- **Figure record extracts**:
□ □ □ □ □ □ □
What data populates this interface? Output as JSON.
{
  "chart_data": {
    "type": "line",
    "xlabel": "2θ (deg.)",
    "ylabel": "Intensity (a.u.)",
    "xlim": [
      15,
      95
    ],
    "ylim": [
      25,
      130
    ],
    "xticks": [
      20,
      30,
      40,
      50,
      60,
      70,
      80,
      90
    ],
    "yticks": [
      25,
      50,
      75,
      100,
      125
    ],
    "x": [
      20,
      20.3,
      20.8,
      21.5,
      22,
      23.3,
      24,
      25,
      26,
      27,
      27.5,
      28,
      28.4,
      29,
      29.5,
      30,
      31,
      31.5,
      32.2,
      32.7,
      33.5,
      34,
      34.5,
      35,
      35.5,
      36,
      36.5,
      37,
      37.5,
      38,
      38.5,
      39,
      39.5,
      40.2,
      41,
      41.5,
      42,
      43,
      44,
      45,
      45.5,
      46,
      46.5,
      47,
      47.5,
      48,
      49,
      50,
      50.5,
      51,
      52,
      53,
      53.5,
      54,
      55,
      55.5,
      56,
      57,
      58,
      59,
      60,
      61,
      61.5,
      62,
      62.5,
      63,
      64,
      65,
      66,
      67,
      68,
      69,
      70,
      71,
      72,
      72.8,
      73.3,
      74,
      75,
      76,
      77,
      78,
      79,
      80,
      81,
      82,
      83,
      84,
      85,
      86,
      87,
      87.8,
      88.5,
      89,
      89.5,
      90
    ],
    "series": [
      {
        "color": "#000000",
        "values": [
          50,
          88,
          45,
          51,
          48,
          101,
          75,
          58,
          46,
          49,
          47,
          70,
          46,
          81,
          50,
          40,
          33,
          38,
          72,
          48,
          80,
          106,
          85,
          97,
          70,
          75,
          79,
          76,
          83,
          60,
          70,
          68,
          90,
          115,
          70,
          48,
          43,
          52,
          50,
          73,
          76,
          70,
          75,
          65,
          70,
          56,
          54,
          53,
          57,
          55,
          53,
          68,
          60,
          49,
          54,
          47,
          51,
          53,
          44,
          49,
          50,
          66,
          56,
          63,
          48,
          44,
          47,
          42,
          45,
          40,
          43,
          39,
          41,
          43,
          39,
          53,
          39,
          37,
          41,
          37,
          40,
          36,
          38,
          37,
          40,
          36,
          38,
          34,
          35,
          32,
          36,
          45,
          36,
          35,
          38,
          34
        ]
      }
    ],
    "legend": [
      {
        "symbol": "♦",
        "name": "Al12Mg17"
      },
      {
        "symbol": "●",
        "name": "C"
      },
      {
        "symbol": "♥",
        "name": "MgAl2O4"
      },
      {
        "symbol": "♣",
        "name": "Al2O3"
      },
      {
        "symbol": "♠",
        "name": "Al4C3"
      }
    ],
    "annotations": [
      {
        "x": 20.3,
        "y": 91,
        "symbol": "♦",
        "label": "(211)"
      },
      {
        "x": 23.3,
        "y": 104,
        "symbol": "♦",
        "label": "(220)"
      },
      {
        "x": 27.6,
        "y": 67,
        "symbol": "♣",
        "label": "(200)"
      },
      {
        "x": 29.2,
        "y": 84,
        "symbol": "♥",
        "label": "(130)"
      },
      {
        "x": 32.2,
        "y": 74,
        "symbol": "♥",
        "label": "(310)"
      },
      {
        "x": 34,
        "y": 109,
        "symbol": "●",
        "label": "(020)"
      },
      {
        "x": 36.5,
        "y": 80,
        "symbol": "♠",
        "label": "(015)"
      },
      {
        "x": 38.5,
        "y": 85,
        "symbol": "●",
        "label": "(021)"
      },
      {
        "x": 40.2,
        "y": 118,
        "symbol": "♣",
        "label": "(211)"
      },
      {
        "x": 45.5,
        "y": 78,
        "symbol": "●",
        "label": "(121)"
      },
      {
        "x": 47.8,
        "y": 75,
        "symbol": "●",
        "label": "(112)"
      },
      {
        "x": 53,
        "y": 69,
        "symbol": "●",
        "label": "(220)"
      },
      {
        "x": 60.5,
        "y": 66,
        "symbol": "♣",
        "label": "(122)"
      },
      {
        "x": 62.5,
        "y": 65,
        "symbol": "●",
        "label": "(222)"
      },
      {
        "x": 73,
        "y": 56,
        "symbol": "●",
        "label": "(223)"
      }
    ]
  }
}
□ □ □ □ □ □ □
- **REQUIREMENTS**:
Reproduce all data above, unchanged.

- **THE COMPLETED TASK**:
What data populates this interface? Output as JSON.
{
  "chart_data": {
    "type": "line",
    "xlabel": "2θ (deg.)",
    "ylabel": "Intensity (a.u.)",
    "xlim": [
      15,
      95
    ],
    "ylim": [
      25,
      130
    ],
    "xticks": [
      20,
      30,
      40,
      50,
      60,
      70,
      80,
      90
    ],
    "yticks": [
      25,
      50,
      75,
      100,
      125
    ],
    "x": [
      20,
      20.3,
      20.8,
      21.5,
      22,
      23.3,
      24,
      25,
      26,
      27,
      27.5,
      28,
      28.4,
      29,
      29.5,
      30,
      31,
      31.5,
      32.2,
      32.7,
      33.5,
      34,
      34.5,
      35,
      35.5,
      36,
      36.5,
      37,
      37.5,
      38,
      38.5,
      39,
      39.5,
      40.2,
      41,
      41.5,
      42,
      43,
      44,
      45,
      45.5,
      46,
      46.5,
      47,
      47.5,
      48,
      49,
      50,
      50.5,
      51,
      52,
      53,
      53.5,
      54,
      55,
      55.5,
      56,
      57,
      58,
      59,
      60,
      61,
      61.5,
      62,
      62.5,
      63,
      64,
      65,
      66,
      67,
      68,
      69,
      70,
      71,
      72,
      72.8,
      73.3,
      74,
      75,
      76,
      77,
      78,
      79,
      80,
      81,
      82,
      83,
      84,
      85,
      86,
      87,
      87.8,
      88.5,
      89,
      89.5,
      90
    ],
    "series": [
      {
        "color": "#000000",
        "values": [
          50,
          88,
          45,
          51,
          48,
          101,
          75,
          58,
          46,
          49,
          47,
          70,
          46,
          81,
          50,
          40,
          33,
          38,
          72,
          48,
          80,
          106,
          85,
          97,
          70,
          75,
          79,
          76,
          83,
          60,
          70,
          68,
          90,
          115,
          70,
          48,
          43,
          52,
          50,
          73,
          76,
          70,
          75,
          65,
          70,
          56,
          54,
          53,
          57,
          55,
          53,
          68,
          60,
          49,
          54,
          47,
          51,
          53,
          44,
          49,
          50,
          66,
          56,
          63,
          48,
          44,
          47,
          42,
          45,
          40,
          43,
          39,
          41,
          43,
          39,
          53,
          39,
          37,
          41,
          37,
          40,
          36,
          38,
          37,
          40,
          36,
          38,
          34,
          35,
          32,
          36,
          45,
          36,
          35,
          38,
          34
        ]
      }
    ],
    "legend": [
      {
        "symbol": "♦",
        "name": "Al12Mg17"
      },
      {
        "symbol": "●",
        "name": "C"
      },
      {
        "symbol": "♥",
        "name": "MgAl2O4"
      },
      {
        "symbol": "♣",
        "name": "Al2O3"
      },
      {
        "symbol": "♠",
        "name": "Al4C3"
      }
    ],
    "annotations": [
      {
        "x": 20.3,
        "y": 91,
        "symbol": "♦",
        "label": "(211)"
      },
      {
        "x": 23.3,
        "y": 104,
        "symbol": "♦",
        "label": "(220)"
      },
      {
        "x": 27.6,
        "y": 67,
        "symbol": "♣",
        "label": "(200)"
      },
      {
        "x": 29.2,
        "y": 84,
        "symbol": "♥",
        "label": "(130)"
      },
      {
        "x": 32.2,
        "y": 74,
        "symbol": "♥",
        "label": "(310)"
      },
      {
        "x": 34,
        "y": 109,
        "symbol": "●",
        "label": "(020)"
      },
      {
        "x": 36.5,
        "y": 80,
        "symbol": "♠",
        "label": "(015)"
      },
      {
        "x": 38.5,
        "y": 85,
        "symbol": "●",
        "label": "(021)"
      },
      {
        "x": 40.2,
        "y": 118,
        "symbol": "♣",
        "label": "(211)"
      },
      {
        "x": 45.5,
        "y": 78,
        "symbol": "●",
        "label": "(121)"
      },
      {
        "x": 47.8,
        "y": 75,
        "symbol": "●",
        "label": "(112)"
      },
      {
        "x": 53,
        "y": 69,
        "symbol": "●",
        "label": "(220)"
      },
      {
        "x": 60.5,
        "y": 66,
        "symbol": "♣",
        "label": "(122)"
      },
      {
        "x": 62.5,
        "y": 65,
        "symbol": "●",
        "label": "(222)"
      },
      {
        "x": 73,
        "y": 56,
        "symbol": "●",
        "label": "(223)"
      }
    ]
  }
}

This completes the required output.